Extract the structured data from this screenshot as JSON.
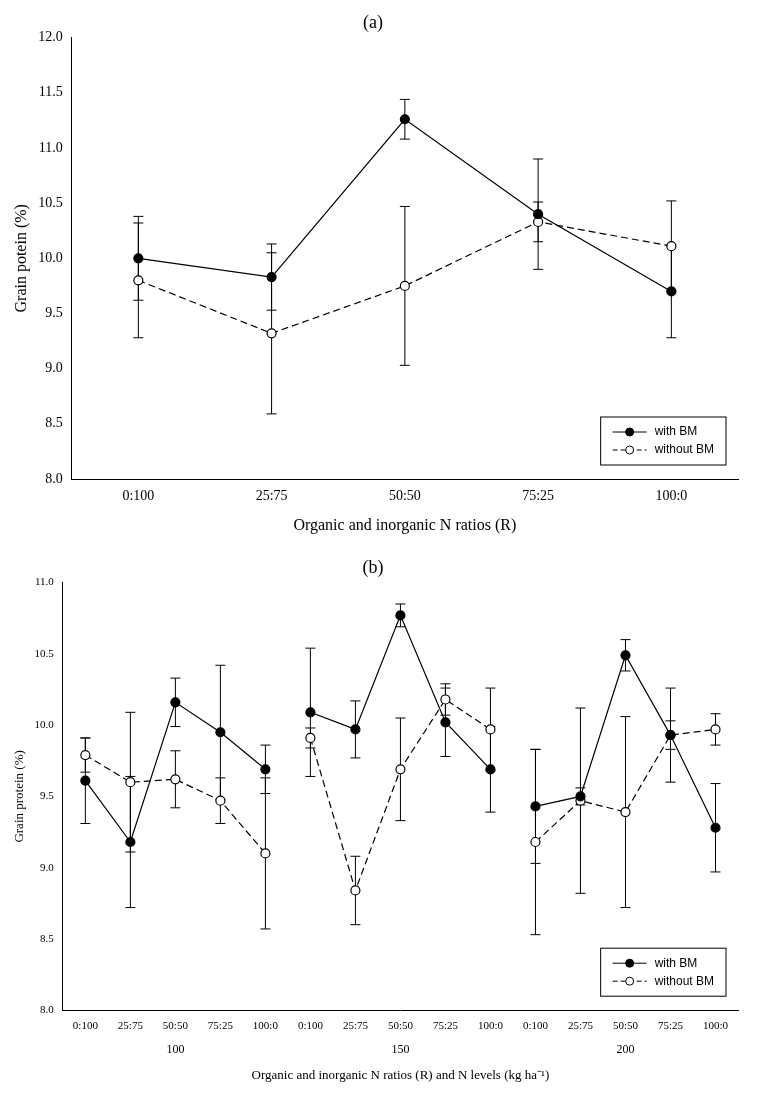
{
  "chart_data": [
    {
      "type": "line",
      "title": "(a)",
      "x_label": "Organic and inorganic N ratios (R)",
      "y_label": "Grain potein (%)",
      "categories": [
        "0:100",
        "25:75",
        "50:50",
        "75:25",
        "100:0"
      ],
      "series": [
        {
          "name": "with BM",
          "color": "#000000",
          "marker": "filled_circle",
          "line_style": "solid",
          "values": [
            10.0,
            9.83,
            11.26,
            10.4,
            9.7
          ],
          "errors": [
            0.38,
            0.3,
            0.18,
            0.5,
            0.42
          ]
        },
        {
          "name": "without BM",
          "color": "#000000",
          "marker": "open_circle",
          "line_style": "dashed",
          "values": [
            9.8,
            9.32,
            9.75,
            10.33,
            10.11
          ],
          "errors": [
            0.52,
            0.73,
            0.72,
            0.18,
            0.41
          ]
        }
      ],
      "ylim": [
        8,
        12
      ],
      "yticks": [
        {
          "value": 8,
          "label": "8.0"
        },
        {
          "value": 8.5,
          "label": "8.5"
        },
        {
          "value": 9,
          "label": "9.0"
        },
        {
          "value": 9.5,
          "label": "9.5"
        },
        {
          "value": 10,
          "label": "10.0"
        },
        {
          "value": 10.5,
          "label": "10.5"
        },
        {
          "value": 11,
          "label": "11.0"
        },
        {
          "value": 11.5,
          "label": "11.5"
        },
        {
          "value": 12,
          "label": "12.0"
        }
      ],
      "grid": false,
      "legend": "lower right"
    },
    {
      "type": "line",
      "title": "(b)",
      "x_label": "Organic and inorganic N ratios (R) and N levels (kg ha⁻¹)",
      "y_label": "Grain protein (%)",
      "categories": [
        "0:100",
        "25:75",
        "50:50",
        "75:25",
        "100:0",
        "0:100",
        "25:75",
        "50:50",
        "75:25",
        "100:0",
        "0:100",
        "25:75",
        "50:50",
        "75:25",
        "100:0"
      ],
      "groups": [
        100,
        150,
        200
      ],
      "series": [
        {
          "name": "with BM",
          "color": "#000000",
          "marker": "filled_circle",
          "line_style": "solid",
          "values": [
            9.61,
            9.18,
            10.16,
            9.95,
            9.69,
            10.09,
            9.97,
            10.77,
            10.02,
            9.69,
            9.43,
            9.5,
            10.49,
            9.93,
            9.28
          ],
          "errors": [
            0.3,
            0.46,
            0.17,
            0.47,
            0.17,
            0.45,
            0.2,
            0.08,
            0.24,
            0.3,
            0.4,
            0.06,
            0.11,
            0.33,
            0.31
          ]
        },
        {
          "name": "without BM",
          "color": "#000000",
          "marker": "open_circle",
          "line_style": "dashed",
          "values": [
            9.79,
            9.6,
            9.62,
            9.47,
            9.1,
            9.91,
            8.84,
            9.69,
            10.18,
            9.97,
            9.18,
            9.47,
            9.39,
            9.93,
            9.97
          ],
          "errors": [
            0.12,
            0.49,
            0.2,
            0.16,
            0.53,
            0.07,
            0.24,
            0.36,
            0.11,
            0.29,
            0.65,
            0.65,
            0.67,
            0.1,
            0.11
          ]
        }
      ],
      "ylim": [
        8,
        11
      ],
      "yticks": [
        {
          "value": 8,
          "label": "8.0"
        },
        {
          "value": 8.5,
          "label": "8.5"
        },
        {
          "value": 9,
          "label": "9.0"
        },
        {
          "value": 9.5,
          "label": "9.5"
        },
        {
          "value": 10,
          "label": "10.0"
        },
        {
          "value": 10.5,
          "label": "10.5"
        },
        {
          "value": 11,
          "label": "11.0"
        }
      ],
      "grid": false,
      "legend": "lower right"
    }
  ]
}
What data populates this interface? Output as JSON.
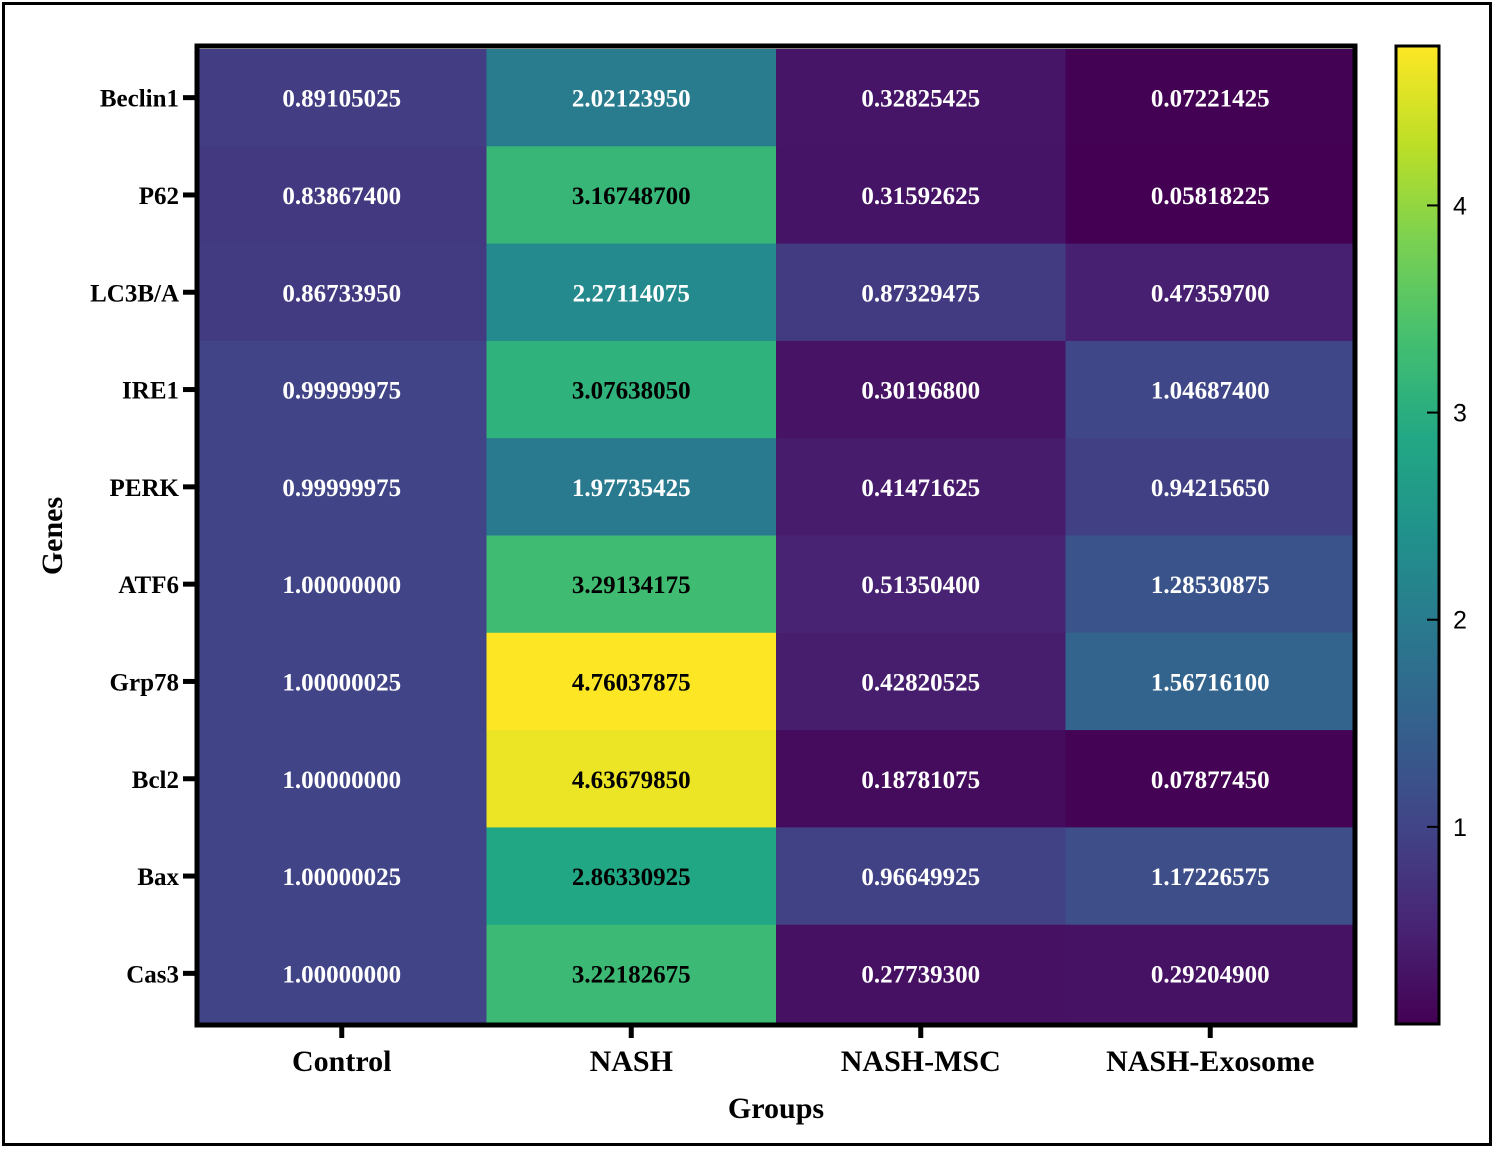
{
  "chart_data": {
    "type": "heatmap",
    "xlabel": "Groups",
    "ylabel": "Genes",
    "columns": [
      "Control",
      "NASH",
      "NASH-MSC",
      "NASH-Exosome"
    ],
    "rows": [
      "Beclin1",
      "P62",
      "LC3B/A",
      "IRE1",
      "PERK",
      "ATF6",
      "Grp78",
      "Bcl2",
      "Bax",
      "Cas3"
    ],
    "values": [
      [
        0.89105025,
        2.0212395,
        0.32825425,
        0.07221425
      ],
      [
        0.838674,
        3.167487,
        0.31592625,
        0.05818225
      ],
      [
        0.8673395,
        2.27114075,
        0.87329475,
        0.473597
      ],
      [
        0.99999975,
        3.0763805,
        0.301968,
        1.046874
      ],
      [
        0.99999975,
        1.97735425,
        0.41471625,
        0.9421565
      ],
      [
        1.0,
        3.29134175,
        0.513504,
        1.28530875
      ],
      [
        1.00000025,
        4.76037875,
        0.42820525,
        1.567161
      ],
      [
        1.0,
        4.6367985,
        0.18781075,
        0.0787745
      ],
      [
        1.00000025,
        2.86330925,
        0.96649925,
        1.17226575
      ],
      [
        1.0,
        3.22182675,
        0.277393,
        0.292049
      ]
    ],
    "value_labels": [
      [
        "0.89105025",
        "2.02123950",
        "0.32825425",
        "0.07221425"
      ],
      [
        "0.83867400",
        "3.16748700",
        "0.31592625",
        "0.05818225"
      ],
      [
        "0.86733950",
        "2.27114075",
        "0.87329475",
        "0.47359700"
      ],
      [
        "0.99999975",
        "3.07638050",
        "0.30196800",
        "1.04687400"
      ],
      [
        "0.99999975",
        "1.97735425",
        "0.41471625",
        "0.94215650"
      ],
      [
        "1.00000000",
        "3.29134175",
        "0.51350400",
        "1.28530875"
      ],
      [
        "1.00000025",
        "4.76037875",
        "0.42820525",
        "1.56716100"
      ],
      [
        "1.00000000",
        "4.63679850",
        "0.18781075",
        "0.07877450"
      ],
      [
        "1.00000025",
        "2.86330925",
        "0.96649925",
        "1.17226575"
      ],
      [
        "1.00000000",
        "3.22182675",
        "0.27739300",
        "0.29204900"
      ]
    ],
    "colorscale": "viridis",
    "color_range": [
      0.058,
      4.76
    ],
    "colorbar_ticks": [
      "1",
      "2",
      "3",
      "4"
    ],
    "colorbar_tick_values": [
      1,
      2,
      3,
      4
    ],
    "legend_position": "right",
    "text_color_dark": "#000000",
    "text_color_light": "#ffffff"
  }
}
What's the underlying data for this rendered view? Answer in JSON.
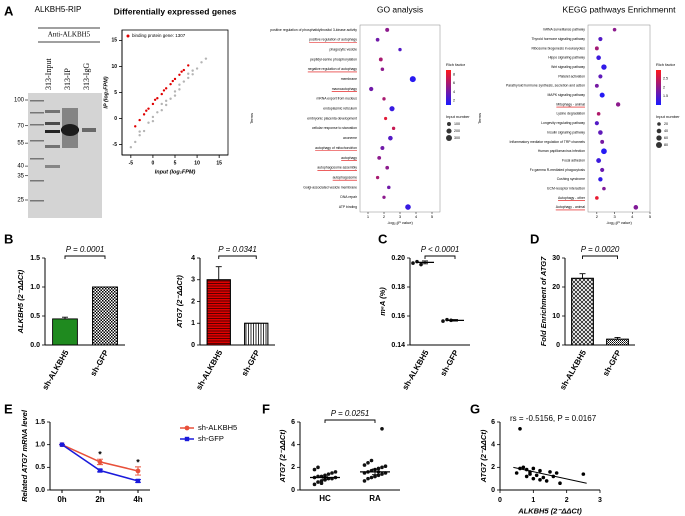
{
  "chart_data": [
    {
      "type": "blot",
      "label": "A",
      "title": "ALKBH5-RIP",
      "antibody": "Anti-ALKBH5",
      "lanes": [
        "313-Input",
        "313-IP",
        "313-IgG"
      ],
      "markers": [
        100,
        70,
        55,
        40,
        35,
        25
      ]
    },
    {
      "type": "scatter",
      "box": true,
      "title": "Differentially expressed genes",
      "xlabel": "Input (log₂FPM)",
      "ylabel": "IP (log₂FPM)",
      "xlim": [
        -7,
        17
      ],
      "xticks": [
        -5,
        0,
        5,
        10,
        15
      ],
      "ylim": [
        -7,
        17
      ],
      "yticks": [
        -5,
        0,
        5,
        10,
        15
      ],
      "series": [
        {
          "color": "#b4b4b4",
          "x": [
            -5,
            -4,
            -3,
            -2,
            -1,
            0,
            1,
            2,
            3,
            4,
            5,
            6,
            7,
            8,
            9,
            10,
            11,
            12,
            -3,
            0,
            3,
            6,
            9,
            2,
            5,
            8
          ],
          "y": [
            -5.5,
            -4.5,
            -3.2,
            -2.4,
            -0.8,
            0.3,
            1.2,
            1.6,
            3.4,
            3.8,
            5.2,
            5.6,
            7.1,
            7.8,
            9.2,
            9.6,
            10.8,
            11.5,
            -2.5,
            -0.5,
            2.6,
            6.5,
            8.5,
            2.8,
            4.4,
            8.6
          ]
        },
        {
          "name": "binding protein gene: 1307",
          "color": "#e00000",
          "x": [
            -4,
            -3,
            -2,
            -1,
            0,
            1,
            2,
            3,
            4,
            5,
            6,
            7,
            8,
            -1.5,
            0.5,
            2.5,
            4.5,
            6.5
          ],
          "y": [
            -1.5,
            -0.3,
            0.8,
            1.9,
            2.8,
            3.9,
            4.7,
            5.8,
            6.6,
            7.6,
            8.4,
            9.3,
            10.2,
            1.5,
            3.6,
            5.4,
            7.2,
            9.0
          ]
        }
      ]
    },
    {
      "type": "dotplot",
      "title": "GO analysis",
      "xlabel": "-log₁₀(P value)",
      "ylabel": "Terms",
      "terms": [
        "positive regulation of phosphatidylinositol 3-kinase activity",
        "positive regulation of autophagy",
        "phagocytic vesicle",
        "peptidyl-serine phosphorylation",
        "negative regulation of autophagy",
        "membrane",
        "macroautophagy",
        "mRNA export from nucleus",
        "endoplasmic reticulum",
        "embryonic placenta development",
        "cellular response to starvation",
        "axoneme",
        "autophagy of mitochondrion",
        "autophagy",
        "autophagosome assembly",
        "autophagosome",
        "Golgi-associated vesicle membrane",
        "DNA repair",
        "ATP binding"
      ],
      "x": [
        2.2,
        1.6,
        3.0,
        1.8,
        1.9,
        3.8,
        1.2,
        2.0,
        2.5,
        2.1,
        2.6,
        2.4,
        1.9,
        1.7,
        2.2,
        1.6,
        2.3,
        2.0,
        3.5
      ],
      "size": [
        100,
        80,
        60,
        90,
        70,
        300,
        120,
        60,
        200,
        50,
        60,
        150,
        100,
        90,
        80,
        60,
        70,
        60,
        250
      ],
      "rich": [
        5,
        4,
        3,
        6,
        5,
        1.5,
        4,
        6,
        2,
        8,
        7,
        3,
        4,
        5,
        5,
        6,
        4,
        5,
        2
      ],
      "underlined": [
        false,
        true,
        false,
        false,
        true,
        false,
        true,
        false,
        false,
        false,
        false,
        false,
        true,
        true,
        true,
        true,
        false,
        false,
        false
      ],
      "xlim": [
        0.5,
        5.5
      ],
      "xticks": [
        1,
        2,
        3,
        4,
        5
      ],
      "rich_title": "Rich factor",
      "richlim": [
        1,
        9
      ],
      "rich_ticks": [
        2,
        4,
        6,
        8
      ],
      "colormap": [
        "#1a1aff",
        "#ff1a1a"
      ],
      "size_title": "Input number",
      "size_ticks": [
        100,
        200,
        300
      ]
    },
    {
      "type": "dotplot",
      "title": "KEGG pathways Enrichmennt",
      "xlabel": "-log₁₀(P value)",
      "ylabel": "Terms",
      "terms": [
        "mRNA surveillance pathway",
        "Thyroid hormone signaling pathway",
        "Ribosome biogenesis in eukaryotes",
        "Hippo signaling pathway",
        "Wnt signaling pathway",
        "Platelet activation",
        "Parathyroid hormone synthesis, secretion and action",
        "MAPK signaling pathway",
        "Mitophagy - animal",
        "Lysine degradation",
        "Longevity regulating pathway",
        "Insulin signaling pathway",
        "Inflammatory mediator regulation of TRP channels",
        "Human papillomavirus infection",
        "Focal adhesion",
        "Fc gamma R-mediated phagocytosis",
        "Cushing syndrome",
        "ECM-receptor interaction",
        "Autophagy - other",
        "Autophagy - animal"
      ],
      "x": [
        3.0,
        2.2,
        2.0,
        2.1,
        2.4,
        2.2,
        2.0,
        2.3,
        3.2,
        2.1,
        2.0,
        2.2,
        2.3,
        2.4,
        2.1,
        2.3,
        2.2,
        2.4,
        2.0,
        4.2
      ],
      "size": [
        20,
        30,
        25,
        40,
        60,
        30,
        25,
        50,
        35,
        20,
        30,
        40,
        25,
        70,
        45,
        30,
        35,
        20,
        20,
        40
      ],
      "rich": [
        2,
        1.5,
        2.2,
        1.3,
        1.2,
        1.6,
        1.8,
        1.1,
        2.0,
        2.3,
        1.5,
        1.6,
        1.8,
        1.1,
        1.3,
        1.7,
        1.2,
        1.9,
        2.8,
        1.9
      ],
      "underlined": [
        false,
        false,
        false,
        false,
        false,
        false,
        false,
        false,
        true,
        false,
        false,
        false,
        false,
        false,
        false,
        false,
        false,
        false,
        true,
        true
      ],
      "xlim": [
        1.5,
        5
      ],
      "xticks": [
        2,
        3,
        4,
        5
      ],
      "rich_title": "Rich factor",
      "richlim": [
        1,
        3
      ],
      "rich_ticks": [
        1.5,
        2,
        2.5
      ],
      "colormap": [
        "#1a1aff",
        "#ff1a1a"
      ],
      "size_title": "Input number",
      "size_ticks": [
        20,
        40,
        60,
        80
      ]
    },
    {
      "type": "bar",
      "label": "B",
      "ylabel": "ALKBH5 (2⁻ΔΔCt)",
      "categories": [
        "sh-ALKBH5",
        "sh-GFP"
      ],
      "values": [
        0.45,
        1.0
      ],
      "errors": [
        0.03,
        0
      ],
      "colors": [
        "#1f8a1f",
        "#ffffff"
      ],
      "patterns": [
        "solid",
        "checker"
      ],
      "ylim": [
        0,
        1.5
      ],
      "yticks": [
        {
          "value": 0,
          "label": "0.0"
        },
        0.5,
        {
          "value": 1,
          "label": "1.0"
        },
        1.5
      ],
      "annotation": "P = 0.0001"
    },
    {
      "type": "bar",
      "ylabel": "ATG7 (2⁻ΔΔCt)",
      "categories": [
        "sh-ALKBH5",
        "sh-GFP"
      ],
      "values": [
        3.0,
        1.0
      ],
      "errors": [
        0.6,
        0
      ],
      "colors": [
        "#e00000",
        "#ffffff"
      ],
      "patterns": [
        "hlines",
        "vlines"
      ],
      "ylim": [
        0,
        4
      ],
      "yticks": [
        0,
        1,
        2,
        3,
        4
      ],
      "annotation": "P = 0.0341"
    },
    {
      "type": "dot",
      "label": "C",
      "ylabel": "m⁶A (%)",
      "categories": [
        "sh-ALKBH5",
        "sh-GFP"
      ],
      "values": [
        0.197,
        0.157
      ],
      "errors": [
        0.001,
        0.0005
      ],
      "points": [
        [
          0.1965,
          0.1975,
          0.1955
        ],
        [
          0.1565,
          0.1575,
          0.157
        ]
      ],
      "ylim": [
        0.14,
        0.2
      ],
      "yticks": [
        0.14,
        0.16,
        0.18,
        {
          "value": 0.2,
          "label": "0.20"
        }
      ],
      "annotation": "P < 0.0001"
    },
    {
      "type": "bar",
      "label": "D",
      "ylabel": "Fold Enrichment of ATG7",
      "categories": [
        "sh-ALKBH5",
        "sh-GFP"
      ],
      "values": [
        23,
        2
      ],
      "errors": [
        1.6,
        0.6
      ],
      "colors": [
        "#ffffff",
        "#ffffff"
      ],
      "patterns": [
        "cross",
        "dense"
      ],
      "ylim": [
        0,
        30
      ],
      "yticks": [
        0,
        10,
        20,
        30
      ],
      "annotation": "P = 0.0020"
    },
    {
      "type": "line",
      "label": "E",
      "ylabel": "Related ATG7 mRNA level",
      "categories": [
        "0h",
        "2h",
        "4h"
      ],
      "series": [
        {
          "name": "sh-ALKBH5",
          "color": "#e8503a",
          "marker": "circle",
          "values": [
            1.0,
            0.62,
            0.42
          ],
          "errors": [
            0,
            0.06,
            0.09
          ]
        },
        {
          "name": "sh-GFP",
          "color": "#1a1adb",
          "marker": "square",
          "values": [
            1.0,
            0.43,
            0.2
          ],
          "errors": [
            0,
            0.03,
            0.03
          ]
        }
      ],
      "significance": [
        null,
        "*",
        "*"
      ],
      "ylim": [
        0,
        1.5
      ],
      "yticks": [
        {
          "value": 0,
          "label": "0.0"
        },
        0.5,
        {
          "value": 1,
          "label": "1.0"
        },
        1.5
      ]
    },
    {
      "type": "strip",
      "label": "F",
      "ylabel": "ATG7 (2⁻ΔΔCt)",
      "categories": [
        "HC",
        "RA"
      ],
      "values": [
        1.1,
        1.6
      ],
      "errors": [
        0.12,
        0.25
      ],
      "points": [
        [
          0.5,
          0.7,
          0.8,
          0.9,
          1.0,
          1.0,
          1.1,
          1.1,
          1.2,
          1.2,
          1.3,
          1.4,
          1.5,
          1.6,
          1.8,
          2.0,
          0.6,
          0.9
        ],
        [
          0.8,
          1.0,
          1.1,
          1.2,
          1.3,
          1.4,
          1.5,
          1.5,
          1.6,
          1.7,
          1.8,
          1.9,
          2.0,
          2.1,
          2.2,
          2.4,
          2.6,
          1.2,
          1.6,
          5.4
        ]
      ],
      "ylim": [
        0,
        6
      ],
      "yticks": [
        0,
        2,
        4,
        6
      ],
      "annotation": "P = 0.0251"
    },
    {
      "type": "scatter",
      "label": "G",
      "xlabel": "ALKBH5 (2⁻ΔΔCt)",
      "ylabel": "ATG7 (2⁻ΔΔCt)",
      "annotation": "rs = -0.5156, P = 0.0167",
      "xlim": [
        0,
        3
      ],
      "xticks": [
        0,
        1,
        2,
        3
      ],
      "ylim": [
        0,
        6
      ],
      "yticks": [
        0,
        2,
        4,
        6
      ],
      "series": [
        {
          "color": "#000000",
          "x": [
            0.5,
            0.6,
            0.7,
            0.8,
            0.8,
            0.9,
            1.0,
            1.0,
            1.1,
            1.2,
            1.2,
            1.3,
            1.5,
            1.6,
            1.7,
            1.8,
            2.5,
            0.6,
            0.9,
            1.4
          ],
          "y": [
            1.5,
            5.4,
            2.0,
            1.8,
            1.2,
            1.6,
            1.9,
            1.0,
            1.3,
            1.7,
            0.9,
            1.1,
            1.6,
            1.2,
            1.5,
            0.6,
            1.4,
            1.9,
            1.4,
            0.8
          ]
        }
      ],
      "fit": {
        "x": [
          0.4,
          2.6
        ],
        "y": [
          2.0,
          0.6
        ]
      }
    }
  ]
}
------
The expected result is a copy of each line in the records where "signaling" appears.

        "Thyroid hormone signaling pathway",
        "Hippo signaling pathway",
        "Wnt signaling pathway",
        "MAPK signaling pathway",
        "Insulin signaling pathway",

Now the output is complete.